— begin —

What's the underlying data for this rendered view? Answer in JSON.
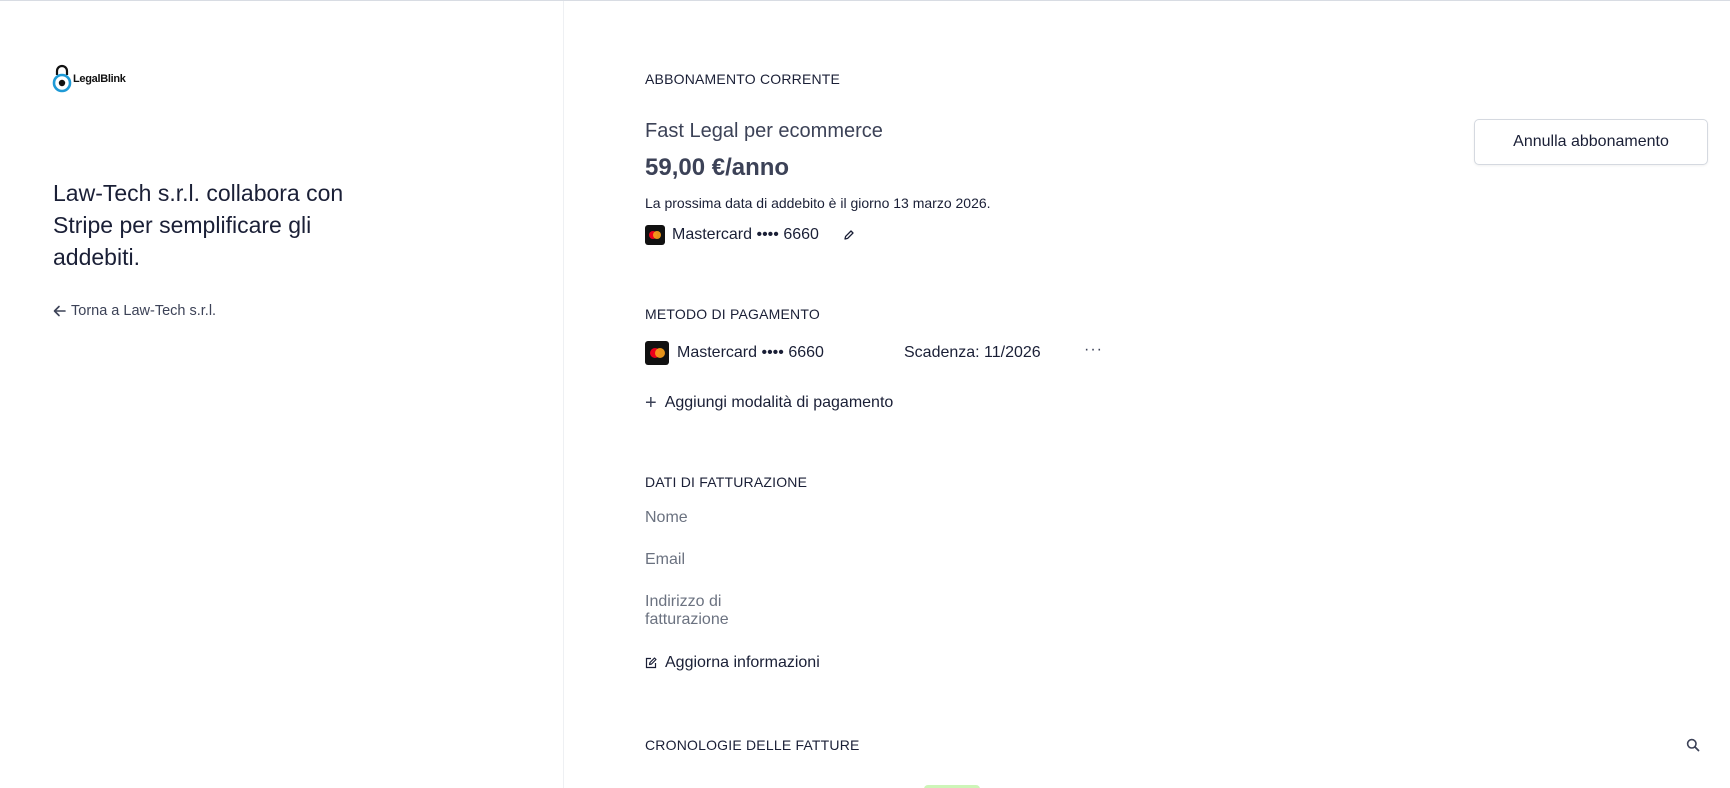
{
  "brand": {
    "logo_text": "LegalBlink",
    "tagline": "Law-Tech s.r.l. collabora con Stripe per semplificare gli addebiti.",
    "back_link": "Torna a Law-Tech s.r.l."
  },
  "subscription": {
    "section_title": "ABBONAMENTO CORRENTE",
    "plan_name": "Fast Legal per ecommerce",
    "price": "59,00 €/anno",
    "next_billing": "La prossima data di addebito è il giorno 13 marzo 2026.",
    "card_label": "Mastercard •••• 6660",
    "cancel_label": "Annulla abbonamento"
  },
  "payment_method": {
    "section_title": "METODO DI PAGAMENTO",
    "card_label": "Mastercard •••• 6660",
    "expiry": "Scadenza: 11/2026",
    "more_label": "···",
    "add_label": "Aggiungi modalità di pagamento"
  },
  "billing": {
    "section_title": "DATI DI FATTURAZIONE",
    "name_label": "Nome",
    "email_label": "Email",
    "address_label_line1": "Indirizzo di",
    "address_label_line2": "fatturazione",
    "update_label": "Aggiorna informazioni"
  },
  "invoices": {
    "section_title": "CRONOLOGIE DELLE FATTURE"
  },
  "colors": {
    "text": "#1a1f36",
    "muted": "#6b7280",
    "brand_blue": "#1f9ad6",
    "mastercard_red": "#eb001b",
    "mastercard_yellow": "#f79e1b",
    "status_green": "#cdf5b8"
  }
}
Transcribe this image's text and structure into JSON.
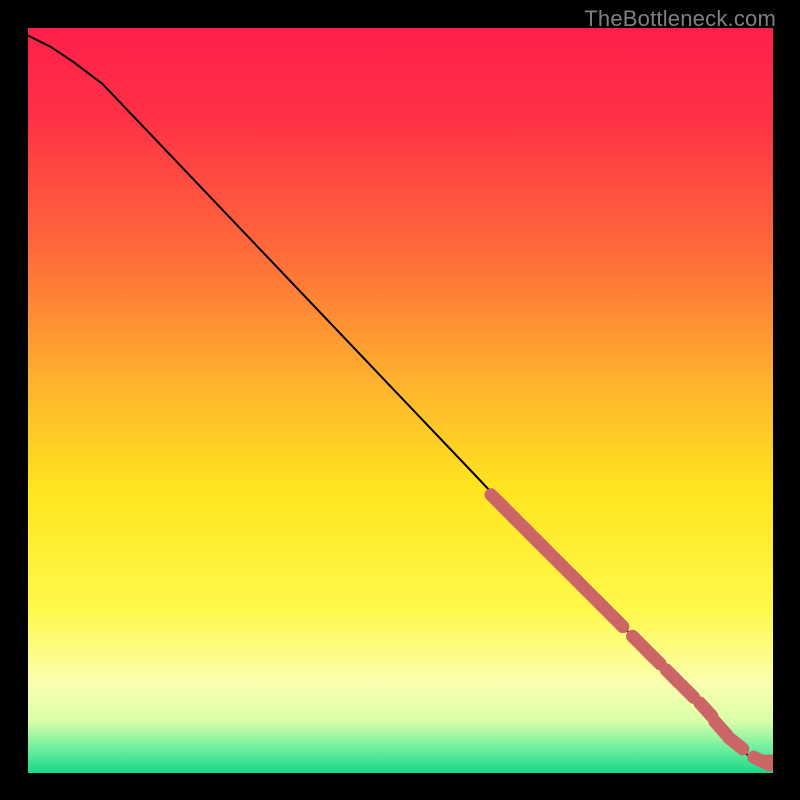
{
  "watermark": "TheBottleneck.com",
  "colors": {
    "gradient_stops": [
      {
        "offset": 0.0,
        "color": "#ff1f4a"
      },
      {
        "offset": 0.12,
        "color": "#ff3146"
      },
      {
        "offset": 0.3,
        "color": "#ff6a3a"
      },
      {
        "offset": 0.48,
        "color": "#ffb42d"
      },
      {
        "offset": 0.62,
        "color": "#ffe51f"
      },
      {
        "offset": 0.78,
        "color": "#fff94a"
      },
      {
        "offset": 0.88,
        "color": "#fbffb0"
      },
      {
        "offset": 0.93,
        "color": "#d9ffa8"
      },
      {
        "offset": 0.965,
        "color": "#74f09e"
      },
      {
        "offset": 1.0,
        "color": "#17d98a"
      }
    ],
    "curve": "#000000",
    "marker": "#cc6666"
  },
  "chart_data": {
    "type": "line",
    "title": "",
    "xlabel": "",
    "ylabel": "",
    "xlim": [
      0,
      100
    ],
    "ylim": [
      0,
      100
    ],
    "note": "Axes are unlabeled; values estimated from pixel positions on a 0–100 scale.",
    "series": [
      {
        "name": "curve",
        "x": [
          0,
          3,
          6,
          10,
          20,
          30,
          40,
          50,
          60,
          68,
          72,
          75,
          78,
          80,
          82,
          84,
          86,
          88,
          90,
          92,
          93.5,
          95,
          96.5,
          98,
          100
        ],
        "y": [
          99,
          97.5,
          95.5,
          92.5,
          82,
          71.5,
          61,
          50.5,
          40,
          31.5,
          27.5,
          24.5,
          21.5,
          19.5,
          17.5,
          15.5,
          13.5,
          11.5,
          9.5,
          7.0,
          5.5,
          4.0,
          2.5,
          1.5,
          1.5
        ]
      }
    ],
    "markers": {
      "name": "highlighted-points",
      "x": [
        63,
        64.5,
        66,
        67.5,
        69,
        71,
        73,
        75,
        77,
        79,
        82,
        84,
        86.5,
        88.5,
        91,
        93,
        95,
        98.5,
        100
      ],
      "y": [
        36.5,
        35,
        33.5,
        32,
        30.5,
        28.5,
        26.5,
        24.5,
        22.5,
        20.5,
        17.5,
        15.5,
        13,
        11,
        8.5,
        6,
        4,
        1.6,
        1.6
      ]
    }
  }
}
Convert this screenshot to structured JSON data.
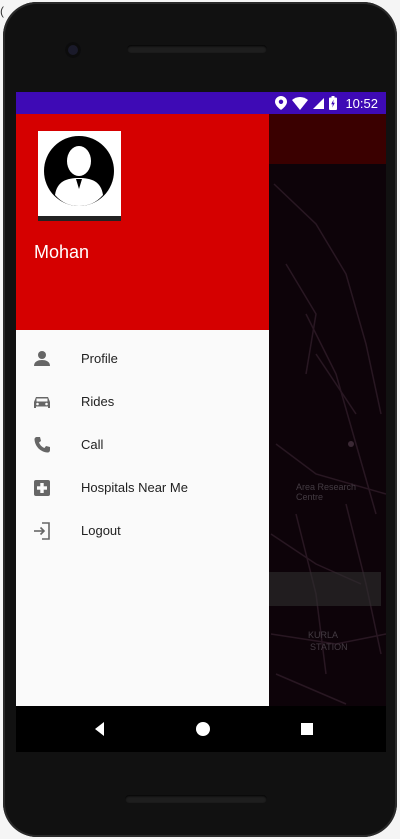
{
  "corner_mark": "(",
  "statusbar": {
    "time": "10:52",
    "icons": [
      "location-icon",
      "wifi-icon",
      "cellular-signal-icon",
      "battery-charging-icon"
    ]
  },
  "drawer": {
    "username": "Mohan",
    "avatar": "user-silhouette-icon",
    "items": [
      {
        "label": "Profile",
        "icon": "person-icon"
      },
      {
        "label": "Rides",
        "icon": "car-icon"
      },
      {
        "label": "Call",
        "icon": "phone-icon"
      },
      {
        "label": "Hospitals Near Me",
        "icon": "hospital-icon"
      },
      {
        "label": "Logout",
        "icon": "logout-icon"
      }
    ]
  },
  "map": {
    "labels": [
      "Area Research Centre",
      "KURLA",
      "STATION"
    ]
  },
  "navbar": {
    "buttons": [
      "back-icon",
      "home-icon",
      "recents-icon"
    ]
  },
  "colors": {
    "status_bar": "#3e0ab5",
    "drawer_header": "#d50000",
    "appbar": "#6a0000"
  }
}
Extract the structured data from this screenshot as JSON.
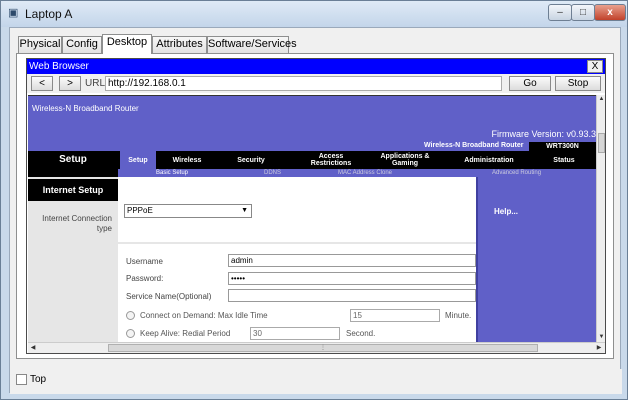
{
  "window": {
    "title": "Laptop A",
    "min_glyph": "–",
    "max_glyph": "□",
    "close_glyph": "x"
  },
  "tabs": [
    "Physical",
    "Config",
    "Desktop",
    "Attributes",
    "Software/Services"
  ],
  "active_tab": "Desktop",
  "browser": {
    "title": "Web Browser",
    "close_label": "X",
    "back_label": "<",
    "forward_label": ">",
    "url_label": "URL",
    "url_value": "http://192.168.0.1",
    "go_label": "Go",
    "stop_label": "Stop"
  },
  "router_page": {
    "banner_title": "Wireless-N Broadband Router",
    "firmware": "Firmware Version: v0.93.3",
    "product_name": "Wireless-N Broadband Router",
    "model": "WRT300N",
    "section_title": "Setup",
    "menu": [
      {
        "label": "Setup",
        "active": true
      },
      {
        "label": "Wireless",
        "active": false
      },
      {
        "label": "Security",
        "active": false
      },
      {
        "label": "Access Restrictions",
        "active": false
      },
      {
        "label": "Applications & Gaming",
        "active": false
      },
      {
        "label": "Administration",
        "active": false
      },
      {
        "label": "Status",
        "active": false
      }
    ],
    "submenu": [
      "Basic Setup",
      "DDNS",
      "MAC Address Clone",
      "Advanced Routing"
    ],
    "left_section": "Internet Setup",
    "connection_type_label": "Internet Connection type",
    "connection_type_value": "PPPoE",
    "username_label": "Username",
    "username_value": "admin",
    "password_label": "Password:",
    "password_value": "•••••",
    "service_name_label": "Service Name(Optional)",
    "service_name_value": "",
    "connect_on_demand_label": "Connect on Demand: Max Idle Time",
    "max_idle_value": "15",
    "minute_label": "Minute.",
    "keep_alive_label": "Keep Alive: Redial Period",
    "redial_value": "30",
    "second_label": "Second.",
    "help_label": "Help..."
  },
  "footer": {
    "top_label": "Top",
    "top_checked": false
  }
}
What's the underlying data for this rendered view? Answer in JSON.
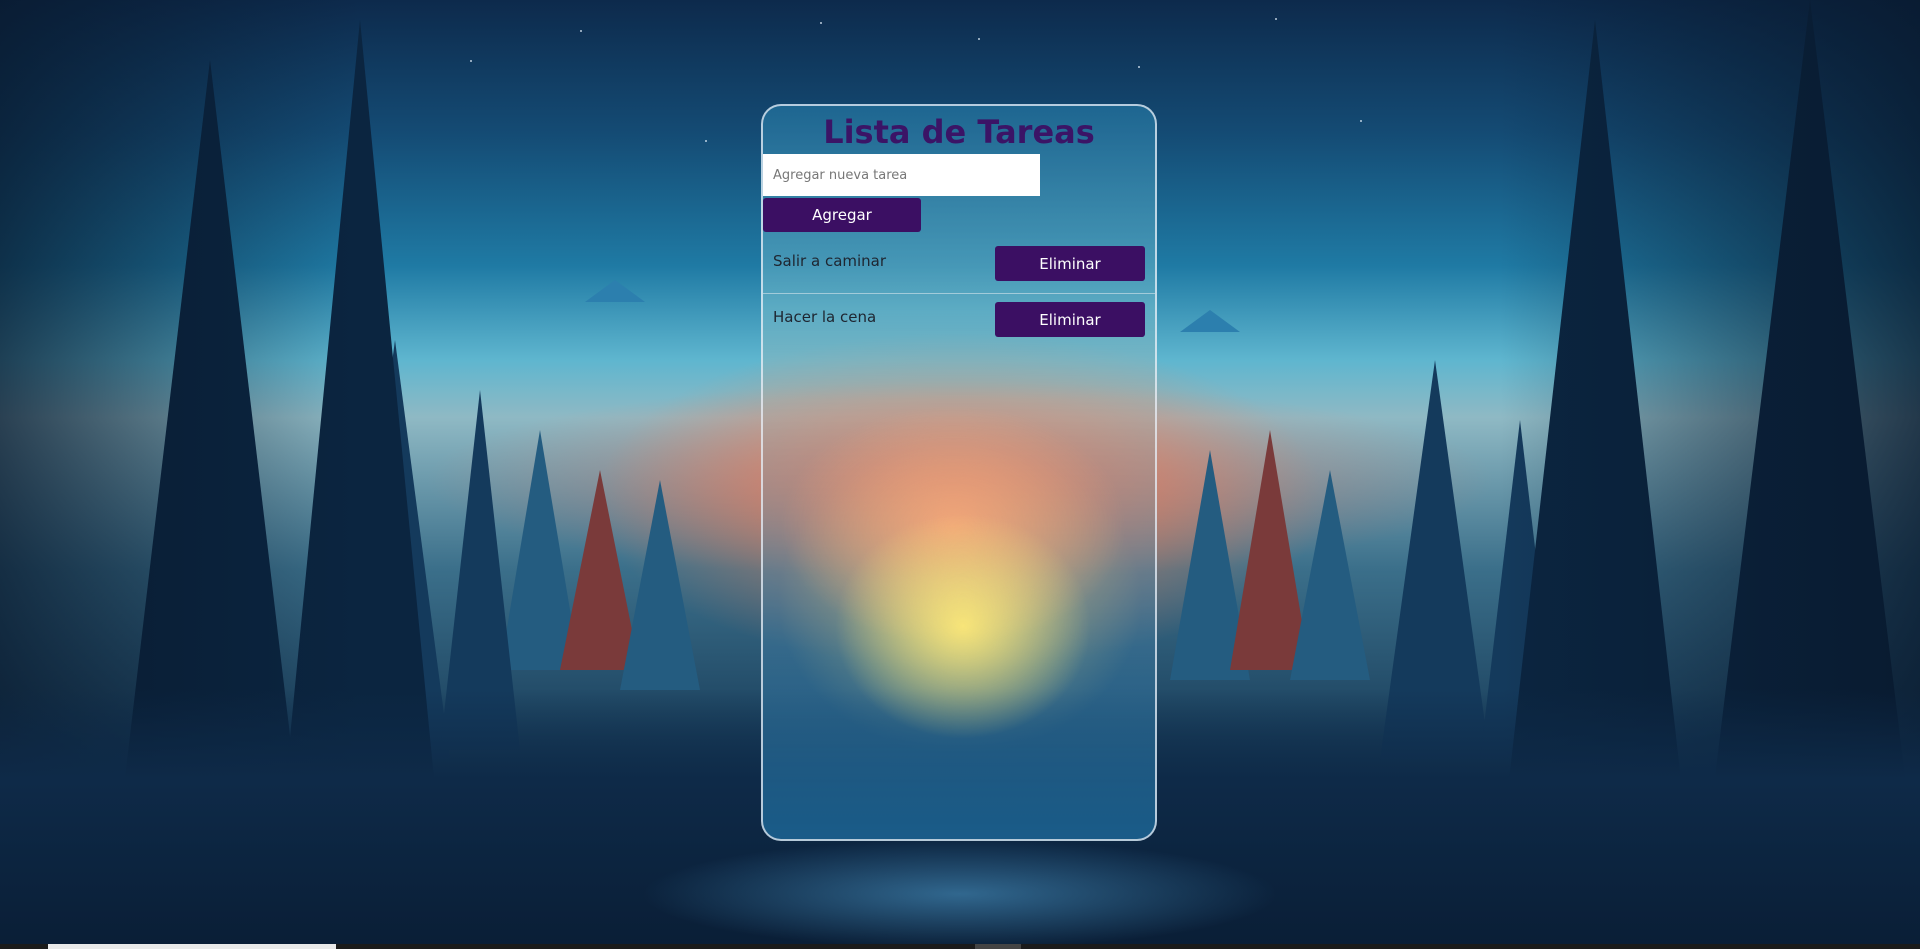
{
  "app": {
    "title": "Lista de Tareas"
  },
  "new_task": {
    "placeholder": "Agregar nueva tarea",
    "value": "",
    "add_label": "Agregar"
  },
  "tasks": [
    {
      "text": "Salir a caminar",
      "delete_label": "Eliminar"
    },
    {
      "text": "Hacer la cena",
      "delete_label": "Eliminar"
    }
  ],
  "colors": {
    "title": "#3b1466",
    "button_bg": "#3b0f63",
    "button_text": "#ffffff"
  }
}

— end —

Transcribe the material exactly, keeping every word and none of the pictures.

Task response
What's the underlying data for this rendered view? Answer in JSON.
{
  "brand": {
    "logo_text": "LegalBlink",
    "tagline": "Law-Tech s.r.l. collabora con Stripe per semplificare gli addebiti.",
    "back_link": "Torna a Law-Tech s.r.l."
  },
  "subscription": {
    "section_title": "ABBONAMENTO CORRENTE",
    "plan_name": "Fast Legal per ecommerce",
    "price": "59,00 €/anno",
    "next_billing": "La prossima data di addebito è il giorno 13 marzo 2026.",
    "card_label": "Mastercard •••• 6660",
    "cancel_label": "Annulla abbonamento"
  },
  "payment_method": {
    "section_title": "METODO DI PAGAMENTO",
    "card_label": "Mastercard •••• 6660",
    "expiry": "Scadenza: 11/2026",
    "more_label": "···",
    "add_label": "Aggiungi modalità di pagamento"
  },
  "billing": {
    "section_title": "DATI DI FATTURAZIONE",
    "name_label": "Nome",
    "email_label": "Email",
    "address_label_line1": "Indirizzo di",
    "address_label_line2": "fatturazione",
    "update_label": "Aggiorna informazioni"
  },
  "invoices": {
    "section_title": "CRONOLOGIE DELLE FATTURE"
  },
  "colors": {
    "text": "#1a1f36",
    "muted": "#6b7280",
    "brand_blue": "#1f9ad6",
    "mastercard_red": "#eb001b",
    "mastercard_yellow": "#f79e1b",
    "status_green": "#cdf5b8"
  }
}
Transcribe this image's text and structure into JSON.
{
  "watermark": "TheBottleneck.com",
  "colors": {
    "gradient_stops": [
      {
        "offset": 0.0,
        "color": "#ff1f4a"
      },
      {
        "offset": 0.12,
        "color": "#ff3146"
      },
      {
        "offset": 0.3,
        "color": "#ff6a3a"
      },
      {
        "offset": 0.48,
        "color": "#ffb42d"
      },
      {
        "offset": 0.62,
        "color": "#ffe51f"
      },
      {
        "offset": 0.78,
        "color": "#fff94a"
      },
      {
        "offset": 0.88,
        "color": "#fbffb0"
      },
      {
        "offset": 0.93,
        "color": "#d9ffa8"
      },
      {
        "offset": 0.965,
        "color": "#74f09e"
      },
      {
        "offset": 1.0,
        "color": "#17d98a"
      }
    ],
    "curve": "#000000",
    "marker": "#cc6666"
  },
  "chart_data": {
    "type": "line",
    "title": "",
    "xlabel": "",
    "ylabel": "",
    "xlim": [
      0,
      100
    ],
    "ylim": [
      0,
      100
    ],
    "note": "Axes are unlabeled; values estimated from pixel positions on a 0–100 scale.",
    "series": [
      {
        "name": "curve",
        "x": [
          0,
          3,
          6,
          10,
          20,
          30,
          40,
          50,
          60,
          68,
          72,
          75,
          78,
          80,
          82,
          84,
          86,
          88,
          90,
          92,
          93.5,
          95,
          96.5,
          98,
          100
        ],
        "y": [
          99,
          97.5,
          95.5,
          92.5,
          82,
          71.5,
          61,
          50.5,
          40,
          31.5,
          27.5,
          24.5,
          21.5,
          19.5,
          17.5,
          15.5,
          13.5,
          11.5,
          9.5,
          7.0,
          5.5,
          4.0,
          2.5,
          1.5,
          1.5
        ]
      }
    ],
    "markers": {
      "name": "highlighted-points",
      "x": [
        63,
        64.5,
        66,
        67.5,
        69,
        71,
        73,
        75,
        77,
        79,
        82,
        84,
        86.5,
        88.5,
        91,
        93,
        95,
        98.5,
        100
      ],
      "y": [
        36.5,
        35,
        33.5,
        32,
        30.5,
        28.5,
        26.5,
        24.5,
        22.5,
        20.5,
        17.5,
        15.5,
        13,
        11,
        8.5,
        6,
        4,
        1.6,
        1.6
      ]
    }
  }
}
Convert this screenshot to structured JSON data.
{
  "corner_mark": "(",
  "statusbar": {
    "time": "10:52",
    "icons": [
      "location-icon",
      "wifi-icon",
      "cellular-signal-icon",
      "battery-charging-icon"
    ]
  },
  "drawer": {
    "username": "Mohan",
    "avatar": "user-silhouette-icon",
    "items": [
      {
        "label": "Profile",
        "icon": "person-icon"
      },
      {
        "label": "Rides",
        "icon": "car-icon"
      },
      {
        "label": "Call",
        "icon": "phone-icon"
      },
      {
        "label": "Hospitals Near Me",
        "icon": "hospital-icon"
      },
      {
        "label": "Logout",
        "icon": "logout-icon"
      }
    ]
  },
  "map": {
    "labels": [
      "Area Research Centre",
      "KURLA",
      "STATION"
    ]
  },
  "navbar": {
    "buttons": [
      "back-icon",
      "home-icon",
      "recents-icon"
    ]
  },
  "colors": {
    "status_bar": "#3e0ab5",
    "drawer_header": "#d50000",
    "appbar": "#6a0000"
  }
}
Extract the structured data from this screenshot as JSON.
{
  "window": {
    "title": "Laptop A",
    "min_glyph": "–",
    "max_glyph": "□",
    "close_glyph": "x"
  },
  "tabs": [
    "Physical",
    "Config",
    "Desktop",
    "Attributes",
    "Software/Services"
  ],
  "active_tab": "Desktop",
  "browser": {
    "title": "Web Browser",
    "close_label": "X",
    "back_label": "<",
    "forward_label": ">",
    "url_label": "URL",
    "url_value": "http://192.168.0.1",
    "go_label": "Go",
    "stop_label": "Stop"
  },
  "router_page": {
    "banner_title": "Wireless-N Broadband Router",
    "firmware": "Firmware Version: v0.93.3",
    "product_name": "Wireless-N Broadband Router",
    "model": "WRT300N",
    "section_title": "Setup",
    "menu": [
      {
        "label": "Setup",
        "active": true
      },
      {
        "label": "Wireless",
        "active": false
      },
      {
        "label": "Security",
        "active": false
      },
      {
        "label": "Access Restrictions",
        "active": false
      },
      {
        "label": "Applications & Gaming",
        "active": false
      },
      {
        "label": "Administration",
        "active": false
      },
      {
        "label": "Status",
        "active": false
      }
    ],
    "submenu": [
      "Basic Setup",
      "DDNS",
      "MAC Address Clone",
      "Advanced Routing"
    ],
    "left_section": "Internet Setup",
    "connection_type_label": "Internet Connection type",
    "connection_type_value": "PPPoE",
    "username_label": "Username",
    "username_value": "admin",
    "password_label": "Password:",
    "password_value": "•••••",
    "service_name_label": "Service Name(Optional)",
    "service_name_value": "",
    "connect_on_demand_label": "Connect on Demand: Max Idle Time",
    "max_idle_value": "15",
    "minute_label": "Minute.",
    "keep_alive_label": "Keep Alive: Redial Period",
    "redial_value": "30",
    "second_label": "Second.",
    "help_label": "Help..."
  },
  "footer": {
    "top_label": "Top",
    "top_checked": false
  }
}
What's the underlying data for this rendered view? Answer in JSON.
{
  "app": {
    "title": "Lista de Tareas"
  },
  "new_task": {
    "placeholder": "Agregar nueva tarea",
    "value": "",
    "add_label": "Agregar"
  },
  "tasks": [
    {
      "text": "Salir a caminar",
      "delete_label": "Eliminar"
    },
    {
      "text": "Hacer la cena",
      "delete_label": "Eliminar"
    }
  ],
  "colors": {
    "title": "#3b1466",
    "button_bg": "#3b0f63",
    "button_text": "#ffffff"
  }
}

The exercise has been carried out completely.